PROBLEM REQUIREMENTS >> Every entry that follows should be reproduced exactly.

## begin

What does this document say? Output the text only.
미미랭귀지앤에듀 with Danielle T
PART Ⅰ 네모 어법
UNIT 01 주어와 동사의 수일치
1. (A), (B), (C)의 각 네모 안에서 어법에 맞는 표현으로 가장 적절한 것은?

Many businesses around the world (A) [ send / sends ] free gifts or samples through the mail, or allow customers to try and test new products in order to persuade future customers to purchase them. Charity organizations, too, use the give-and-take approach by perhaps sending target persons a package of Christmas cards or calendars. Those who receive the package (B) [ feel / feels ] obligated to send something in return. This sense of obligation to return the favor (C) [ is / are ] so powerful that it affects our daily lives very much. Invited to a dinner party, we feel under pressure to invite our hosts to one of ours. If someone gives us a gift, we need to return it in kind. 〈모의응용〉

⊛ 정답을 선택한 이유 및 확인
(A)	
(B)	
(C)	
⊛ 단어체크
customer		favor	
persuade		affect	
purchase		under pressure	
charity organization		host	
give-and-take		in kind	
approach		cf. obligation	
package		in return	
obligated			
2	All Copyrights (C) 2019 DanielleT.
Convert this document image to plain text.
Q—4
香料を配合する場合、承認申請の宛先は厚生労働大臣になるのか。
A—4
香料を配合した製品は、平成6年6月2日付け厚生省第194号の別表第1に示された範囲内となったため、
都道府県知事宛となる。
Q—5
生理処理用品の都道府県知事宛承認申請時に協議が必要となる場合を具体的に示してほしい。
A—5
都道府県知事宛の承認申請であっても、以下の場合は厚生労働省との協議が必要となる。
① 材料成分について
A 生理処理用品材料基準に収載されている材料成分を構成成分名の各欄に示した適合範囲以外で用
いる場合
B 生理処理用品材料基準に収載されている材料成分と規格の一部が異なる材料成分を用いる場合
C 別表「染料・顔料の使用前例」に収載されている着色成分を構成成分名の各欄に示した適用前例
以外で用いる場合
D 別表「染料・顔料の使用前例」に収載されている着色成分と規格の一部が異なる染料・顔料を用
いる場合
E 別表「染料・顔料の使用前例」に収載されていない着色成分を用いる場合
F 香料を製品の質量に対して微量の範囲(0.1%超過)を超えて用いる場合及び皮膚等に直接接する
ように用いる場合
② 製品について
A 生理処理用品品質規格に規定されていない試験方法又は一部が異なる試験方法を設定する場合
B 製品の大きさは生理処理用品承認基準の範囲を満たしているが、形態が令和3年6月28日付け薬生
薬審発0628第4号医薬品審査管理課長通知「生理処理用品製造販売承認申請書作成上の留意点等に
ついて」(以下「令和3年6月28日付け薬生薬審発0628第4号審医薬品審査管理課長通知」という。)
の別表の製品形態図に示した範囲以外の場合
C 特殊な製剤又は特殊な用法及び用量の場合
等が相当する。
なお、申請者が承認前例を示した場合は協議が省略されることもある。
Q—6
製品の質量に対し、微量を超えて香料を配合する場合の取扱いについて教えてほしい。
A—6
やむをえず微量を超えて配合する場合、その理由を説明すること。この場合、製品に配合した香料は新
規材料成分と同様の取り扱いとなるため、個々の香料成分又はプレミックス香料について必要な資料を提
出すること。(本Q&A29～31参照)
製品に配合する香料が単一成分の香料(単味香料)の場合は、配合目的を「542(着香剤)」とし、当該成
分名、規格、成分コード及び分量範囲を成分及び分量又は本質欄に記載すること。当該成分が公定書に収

## end

TASK SOLUTION >>
What does this document say? Output the text only.
미미랭귀지앤에듀 with Danielle T
PART Ⅰ 네모 어법
UNIT 01 주어와 동사의 수일치
1. (A), (B), (C)의 각 네모 안에서 어법에 맞는 표현으로 가장 적절한 것은?

Many businesses around the world (A) [ send / sends ] free gifts or samples through the mail, or allow customers to try and test new products in order to persuade future customers to purchase them. Charity organizations, too, use the give-and-take approach by perhaps sending target persons a package of Christmas cards or calendars. Those who receive the package (B) [ feel / feels ] obligated to send something in return. This sense of obligation to return the favor (C) [ is / are ] so powerful that it affects our daily lives very much. Invited to a dinner party, we feel under pressure to invite our hosts to one of ours. If someone gives us a gift, we need to return it in kind. 〈모의응용〉

⊛ 정답을 선택한 이유 및 확인
(A)	
(B)	
(C)	
⊛ 단어체크
customer		favor	
persuade		affect	
purchase		under pressure	
charity organization		host	
give-and-take		in kind	
approach		cf. obligation	
package		in return	
obligated			
2	All Copyrights (C) 2019 DanielleT.
Convert this document image to plain text.
Q—4
香料を配合する場合、承認申請の宛先は厚生労働大臣になるのか。
A—4
香料を配合した製品は、平成6年6月2日付け厚生省第194号の別表第1に示された範囲内となったため、
都道府県知事宛となる。
Q—5
生理処理用品の都道府県知事宛承認申請時に協議が必要となる場合を具体的に示してほしい。
A—5
都道府県知事宛の承認申請であっても、以下の場合は厚生労働省との協議が必要となる。
① 材料成分について
A 生理処理用品材料基準に収載されている材料成分を構成成分名の各欄に示した適合範囲以外で用
いる場合
B 生理処理用品材料基準に収載されている材料成分と規格の一部が異なる材料成分を用いる場合
C 別表「染料・顔料の使用前例」に収載されている着色成分を構成成分名の各欄に示した適用前例
以外で用いる場合
D 別表「染料・顔料の使用前例」に収載されている着色成分と規格の一部が異なる染料・顔料を用
いる場合
E 別表「染料・顔料の使用前例」に収載されていない着色成分を用いる場合
F 香料を製品の質量に対して微量の範囲(0.1%超過)を超えて用いる場合及び皮膚等に直接接する
ように用いる場合
② 製品について
A 生理処理用品品質規格に規定されていない試験方法又は一部が異なる試験方法を設定する場合
B 製品の大きさは生理処理用品承認基準の範囲を満たしているが、形態が令和3年6月28日付け薬生
薬審発0628第4号医薬品審査管理課長通知「生理処理用品製造販売承認申請書作成上の留意点等に
ついて」(以下「令和3年6月28日付け薬生薬審発0628第4号審医薬品審査管理課長通知」という。)
の別表の製品形態図に示した範囲以外の場合
C 特殊な製剤又は特殊な用法及び用量の場合
等が相当する。
なお、申請者が承認前例を示した場合は協議が省略されることもある。
Q—6
製品の質量に対し、微量を超えて香料を配合する場合の取扱いについて教えてほしい。
A—6
やむをえず微量を超えて配合する場合、その理由を説明すること。この場合、製品に配合した香料は新
規材料成分と同様の取り扱いとなるため、個々の香料成分又はプレミックス香料について必要な資料を提
出すること。(本Q&A29～31参照)
製品に配合する香料が単一成分の香料(単味香料)の場合は、配合目的を「542(着香剤)」とし、当該成
分名、規格、成分コード及び分量範囲を成分及び分量又は本質欄に記載すること。当該成分が公定書に収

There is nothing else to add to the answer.